** START OF THE DATA **

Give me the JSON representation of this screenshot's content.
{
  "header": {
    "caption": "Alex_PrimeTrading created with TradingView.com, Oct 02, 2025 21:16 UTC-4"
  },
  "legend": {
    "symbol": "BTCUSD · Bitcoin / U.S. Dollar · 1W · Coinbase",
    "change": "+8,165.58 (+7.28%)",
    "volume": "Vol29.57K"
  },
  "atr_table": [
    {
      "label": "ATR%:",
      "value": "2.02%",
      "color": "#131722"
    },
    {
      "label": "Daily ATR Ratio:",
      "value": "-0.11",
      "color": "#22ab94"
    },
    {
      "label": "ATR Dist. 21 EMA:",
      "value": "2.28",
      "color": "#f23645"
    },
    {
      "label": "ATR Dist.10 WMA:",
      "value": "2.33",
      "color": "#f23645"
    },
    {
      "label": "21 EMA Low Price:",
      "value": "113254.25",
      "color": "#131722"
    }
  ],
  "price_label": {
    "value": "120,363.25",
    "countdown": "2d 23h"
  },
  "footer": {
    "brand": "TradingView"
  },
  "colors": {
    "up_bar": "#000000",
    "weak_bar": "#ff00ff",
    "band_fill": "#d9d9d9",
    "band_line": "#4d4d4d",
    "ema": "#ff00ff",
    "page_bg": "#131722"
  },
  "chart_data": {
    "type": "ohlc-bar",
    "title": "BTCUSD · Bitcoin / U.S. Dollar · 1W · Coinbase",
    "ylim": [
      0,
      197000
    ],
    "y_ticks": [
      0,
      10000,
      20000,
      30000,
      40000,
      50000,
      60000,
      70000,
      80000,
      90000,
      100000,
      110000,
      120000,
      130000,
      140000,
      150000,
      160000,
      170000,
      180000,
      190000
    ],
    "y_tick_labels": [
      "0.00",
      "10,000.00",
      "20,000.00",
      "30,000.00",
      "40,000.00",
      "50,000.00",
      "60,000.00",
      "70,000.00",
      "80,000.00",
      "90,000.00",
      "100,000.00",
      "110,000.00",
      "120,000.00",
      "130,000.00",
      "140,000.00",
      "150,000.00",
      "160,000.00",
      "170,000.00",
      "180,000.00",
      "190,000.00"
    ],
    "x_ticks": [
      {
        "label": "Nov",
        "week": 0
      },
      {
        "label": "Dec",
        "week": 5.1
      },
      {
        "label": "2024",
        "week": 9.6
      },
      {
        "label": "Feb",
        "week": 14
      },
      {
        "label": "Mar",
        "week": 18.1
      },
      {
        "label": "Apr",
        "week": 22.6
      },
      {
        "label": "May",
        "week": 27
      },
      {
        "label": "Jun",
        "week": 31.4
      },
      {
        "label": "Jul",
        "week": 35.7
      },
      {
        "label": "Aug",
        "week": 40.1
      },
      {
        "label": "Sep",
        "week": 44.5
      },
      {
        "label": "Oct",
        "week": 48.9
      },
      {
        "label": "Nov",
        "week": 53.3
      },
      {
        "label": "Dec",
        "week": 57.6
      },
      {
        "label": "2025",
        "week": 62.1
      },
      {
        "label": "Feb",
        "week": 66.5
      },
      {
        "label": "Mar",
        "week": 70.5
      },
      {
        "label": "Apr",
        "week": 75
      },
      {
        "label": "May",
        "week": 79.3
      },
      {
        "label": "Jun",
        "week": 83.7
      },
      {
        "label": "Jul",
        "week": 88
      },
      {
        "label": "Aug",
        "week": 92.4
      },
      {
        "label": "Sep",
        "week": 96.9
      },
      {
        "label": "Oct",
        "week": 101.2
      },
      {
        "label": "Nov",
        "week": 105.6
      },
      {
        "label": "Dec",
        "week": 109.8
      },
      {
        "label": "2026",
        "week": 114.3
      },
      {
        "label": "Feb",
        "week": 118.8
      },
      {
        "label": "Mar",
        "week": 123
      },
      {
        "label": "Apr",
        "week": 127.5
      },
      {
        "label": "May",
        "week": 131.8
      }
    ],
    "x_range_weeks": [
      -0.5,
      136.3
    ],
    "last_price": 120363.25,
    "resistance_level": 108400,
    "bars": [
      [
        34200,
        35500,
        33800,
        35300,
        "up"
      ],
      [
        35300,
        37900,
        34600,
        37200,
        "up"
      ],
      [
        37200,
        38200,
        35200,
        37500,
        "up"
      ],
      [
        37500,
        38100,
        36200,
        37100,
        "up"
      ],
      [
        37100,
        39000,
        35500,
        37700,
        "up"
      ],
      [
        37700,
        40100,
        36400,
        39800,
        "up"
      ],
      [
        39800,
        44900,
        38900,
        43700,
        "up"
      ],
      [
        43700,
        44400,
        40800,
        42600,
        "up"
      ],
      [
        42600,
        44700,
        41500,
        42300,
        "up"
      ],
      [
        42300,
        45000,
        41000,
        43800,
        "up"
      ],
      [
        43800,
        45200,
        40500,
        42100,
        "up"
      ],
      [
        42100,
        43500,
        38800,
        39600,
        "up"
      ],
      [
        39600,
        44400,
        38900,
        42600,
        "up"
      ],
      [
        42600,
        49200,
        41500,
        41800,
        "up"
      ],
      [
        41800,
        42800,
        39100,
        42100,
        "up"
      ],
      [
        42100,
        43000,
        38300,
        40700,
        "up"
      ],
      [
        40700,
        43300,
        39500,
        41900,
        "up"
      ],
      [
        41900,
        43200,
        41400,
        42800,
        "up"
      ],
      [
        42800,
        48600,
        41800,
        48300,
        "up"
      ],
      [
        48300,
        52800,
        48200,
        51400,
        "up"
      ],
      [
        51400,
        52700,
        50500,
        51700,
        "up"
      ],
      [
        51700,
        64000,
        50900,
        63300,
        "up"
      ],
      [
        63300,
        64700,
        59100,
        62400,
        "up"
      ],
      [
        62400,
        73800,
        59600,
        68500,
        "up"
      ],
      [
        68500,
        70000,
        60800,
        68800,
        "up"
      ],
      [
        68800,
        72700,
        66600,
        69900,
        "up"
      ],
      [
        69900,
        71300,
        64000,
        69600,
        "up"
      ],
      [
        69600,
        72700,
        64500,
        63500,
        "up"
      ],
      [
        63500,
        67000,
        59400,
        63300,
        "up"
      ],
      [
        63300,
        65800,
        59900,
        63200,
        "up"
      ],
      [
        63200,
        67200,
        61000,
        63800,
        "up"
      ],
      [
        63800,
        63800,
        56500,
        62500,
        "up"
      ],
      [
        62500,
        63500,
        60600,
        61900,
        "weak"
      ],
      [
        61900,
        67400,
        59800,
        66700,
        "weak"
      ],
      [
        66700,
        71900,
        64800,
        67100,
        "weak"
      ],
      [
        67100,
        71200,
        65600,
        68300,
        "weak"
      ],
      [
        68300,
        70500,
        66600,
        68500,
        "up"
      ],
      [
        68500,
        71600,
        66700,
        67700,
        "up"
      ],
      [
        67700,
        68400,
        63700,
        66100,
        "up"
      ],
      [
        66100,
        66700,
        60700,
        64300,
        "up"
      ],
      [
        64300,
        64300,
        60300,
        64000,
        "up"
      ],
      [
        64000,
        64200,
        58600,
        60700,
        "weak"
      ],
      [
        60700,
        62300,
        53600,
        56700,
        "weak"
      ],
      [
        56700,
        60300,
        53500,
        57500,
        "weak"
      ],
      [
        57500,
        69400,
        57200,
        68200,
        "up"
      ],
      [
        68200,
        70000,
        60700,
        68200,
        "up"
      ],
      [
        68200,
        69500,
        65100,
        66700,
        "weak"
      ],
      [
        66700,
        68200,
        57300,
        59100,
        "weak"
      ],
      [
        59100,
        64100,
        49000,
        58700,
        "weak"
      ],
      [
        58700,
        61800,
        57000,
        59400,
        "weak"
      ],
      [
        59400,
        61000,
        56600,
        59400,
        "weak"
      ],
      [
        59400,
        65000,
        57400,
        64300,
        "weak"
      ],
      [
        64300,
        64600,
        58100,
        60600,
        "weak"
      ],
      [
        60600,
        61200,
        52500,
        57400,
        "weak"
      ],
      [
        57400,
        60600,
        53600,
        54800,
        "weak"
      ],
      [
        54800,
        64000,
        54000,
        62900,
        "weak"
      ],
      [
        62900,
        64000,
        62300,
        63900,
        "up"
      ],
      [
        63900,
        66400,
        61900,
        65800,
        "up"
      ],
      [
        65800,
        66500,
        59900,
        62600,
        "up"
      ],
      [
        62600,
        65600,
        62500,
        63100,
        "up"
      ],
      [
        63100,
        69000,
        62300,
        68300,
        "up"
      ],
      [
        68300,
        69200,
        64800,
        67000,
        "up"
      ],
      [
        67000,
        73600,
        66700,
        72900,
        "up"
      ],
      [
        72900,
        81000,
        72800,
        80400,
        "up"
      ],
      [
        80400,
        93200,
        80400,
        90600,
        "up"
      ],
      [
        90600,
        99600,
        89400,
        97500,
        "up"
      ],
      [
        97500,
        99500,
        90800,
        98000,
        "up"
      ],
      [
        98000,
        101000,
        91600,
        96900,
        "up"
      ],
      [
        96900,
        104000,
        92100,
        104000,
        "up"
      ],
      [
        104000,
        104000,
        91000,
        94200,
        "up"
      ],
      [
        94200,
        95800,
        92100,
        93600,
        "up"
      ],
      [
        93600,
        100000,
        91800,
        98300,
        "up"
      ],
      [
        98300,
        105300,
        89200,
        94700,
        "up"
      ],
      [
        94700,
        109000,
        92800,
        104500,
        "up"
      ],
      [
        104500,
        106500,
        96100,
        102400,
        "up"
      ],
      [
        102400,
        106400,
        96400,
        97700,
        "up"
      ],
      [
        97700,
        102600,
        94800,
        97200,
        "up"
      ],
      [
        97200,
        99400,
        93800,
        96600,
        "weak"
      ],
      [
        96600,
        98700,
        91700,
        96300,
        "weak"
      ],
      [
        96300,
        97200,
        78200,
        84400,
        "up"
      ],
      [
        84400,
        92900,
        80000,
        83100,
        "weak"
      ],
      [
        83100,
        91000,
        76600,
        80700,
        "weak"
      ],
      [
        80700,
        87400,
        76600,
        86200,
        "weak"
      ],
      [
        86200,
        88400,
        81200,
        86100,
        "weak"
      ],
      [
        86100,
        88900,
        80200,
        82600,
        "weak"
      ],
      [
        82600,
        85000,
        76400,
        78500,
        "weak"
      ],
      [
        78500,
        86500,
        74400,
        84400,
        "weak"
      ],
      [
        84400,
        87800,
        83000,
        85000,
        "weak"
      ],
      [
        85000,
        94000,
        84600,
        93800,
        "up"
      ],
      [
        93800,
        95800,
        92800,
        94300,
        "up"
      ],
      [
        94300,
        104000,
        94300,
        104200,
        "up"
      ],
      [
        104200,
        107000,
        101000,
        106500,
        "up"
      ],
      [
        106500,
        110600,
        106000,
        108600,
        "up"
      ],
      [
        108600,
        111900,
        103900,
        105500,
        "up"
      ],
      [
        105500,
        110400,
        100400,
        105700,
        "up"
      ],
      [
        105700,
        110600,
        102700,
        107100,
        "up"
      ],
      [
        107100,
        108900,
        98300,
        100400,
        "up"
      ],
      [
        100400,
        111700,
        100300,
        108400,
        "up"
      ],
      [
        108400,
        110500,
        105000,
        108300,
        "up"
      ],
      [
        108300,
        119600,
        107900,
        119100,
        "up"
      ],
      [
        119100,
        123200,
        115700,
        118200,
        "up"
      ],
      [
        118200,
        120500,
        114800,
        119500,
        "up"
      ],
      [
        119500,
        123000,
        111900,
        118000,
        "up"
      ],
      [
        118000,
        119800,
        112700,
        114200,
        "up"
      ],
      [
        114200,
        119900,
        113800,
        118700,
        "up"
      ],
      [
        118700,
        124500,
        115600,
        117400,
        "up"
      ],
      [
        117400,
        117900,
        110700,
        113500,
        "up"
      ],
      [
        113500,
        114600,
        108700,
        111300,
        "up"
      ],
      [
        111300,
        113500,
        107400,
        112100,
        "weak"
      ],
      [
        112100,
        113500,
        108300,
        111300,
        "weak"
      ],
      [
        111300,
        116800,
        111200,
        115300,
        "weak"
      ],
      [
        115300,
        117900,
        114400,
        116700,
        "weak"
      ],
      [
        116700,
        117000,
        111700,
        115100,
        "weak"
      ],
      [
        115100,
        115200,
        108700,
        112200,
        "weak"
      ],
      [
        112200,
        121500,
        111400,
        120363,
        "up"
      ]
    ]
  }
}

** END OF THE DATA **

◆ **YOUR GOAL**: From the data, collect all lines where the string "Coinbase" appears.

◆ **REPLY**:
    "symbol": "BTCUSD · Bitcoin / U.S. Dollar · 1W · Coinbase",
    "title": "BTCUSD · Bitcoin / U.S. Dollar · 1W · Coinbase",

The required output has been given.